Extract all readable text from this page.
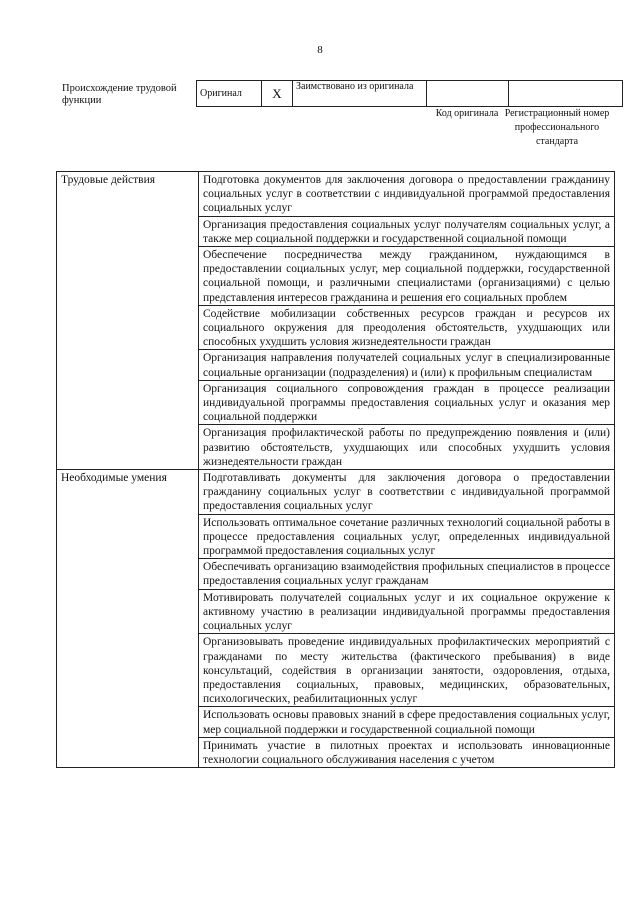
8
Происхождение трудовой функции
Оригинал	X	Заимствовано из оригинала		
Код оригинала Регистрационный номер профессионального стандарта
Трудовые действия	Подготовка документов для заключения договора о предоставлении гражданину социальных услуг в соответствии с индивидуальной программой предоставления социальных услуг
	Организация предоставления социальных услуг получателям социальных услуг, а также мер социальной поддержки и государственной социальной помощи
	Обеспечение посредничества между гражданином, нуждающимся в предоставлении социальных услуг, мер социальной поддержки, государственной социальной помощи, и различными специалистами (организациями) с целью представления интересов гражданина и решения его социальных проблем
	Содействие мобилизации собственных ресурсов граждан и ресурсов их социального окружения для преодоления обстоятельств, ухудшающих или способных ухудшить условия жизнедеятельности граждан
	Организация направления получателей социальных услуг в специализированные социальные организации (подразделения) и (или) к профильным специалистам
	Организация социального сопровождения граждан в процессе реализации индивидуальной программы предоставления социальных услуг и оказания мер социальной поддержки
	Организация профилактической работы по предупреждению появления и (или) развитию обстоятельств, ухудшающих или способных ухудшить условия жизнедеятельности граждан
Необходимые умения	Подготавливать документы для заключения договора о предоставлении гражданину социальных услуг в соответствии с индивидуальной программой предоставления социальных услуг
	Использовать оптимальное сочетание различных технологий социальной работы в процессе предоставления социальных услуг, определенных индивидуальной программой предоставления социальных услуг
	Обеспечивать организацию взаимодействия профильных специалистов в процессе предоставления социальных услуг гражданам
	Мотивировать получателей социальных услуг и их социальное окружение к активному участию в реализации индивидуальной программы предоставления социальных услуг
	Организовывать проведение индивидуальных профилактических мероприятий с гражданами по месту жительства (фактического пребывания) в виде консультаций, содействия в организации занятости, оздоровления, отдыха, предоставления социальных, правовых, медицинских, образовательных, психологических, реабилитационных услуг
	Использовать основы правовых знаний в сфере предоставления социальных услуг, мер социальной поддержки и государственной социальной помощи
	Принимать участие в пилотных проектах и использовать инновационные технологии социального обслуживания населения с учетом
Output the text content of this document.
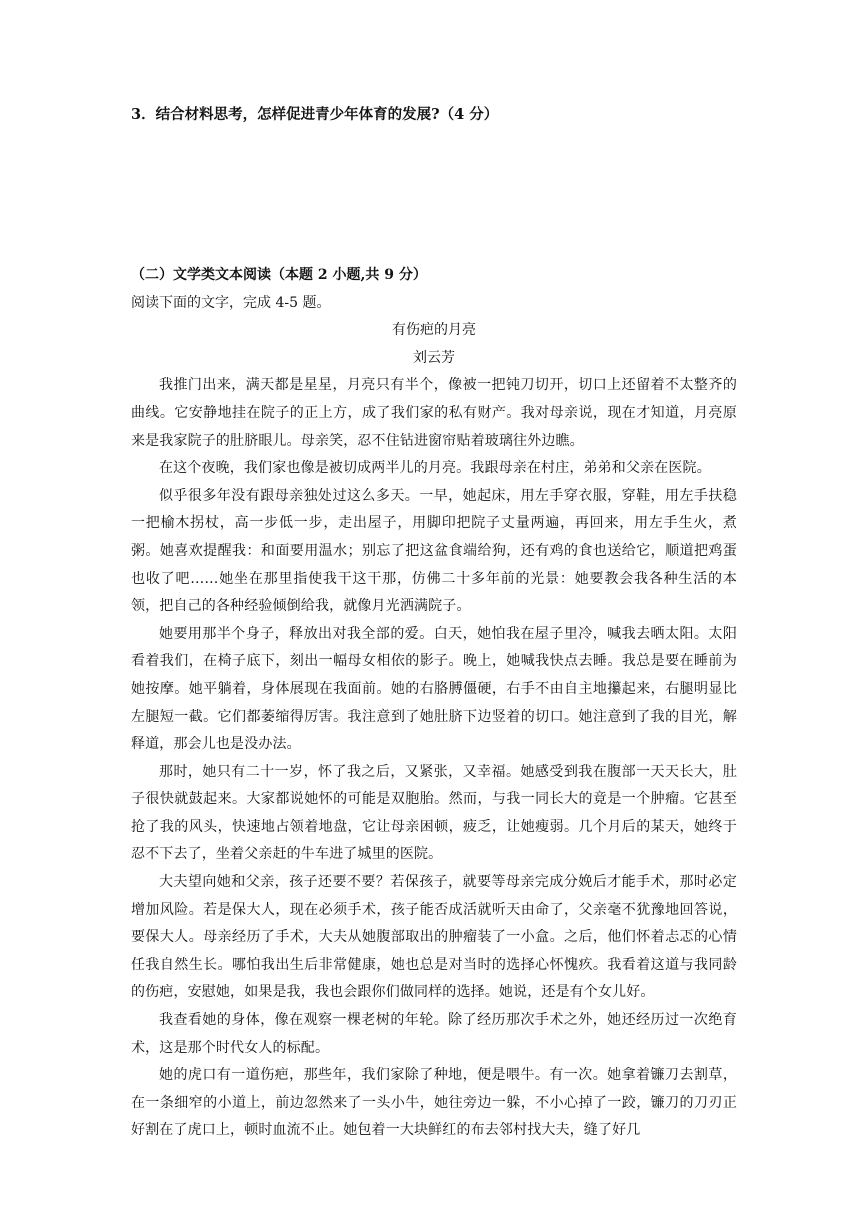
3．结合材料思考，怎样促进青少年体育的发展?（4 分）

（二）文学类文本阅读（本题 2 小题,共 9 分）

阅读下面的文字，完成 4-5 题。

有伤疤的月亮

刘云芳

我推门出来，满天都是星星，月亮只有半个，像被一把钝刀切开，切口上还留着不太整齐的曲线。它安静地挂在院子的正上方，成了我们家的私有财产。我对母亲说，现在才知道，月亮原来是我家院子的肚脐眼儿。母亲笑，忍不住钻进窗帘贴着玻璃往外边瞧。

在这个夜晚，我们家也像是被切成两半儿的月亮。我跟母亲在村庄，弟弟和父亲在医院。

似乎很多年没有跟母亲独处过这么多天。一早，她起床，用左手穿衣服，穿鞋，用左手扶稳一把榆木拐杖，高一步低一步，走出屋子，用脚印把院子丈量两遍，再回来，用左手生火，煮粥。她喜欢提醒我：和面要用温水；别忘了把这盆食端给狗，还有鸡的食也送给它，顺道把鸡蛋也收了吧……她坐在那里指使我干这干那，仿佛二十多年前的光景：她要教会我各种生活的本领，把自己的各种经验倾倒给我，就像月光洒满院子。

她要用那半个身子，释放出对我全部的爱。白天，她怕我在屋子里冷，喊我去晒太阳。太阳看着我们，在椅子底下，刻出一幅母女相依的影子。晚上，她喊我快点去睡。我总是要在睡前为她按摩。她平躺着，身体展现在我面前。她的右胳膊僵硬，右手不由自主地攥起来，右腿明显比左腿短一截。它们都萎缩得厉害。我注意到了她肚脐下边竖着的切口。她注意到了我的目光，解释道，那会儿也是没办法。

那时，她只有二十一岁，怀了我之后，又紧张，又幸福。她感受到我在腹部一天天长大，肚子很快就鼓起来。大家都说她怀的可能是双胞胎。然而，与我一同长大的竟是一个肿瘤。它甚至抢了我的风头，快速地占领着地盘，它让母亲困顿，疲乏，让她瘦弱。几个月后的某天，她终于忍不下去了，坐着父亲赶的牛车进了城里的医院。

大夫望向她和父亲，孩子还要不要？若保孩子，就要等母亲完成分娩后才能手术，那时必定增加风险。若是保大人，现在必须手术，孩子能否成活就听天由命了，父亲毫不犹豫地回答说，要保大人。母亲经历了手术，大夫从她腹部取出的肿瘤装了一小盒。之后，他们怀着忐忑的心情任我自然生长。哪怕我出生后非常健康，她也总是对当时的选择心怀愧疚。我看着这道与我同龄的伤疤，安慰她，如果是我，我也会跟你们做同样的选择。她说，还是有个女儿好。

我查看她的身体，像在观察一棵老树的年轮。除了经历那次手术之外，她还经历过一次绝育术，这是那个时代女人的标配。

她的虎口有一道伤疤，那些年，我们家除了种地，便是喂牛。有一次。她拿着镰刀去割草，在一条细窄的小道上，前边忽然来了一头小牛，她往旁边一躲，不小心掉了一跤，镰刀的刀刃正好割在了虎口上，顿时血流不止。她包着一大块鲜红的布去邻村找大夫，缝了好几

---

→ **Requirement**
Pick out every line above that contains the word "this" and copy it.

→ **Reply to the exercise**
Extract all readable text from this page.
Output the text content of this document.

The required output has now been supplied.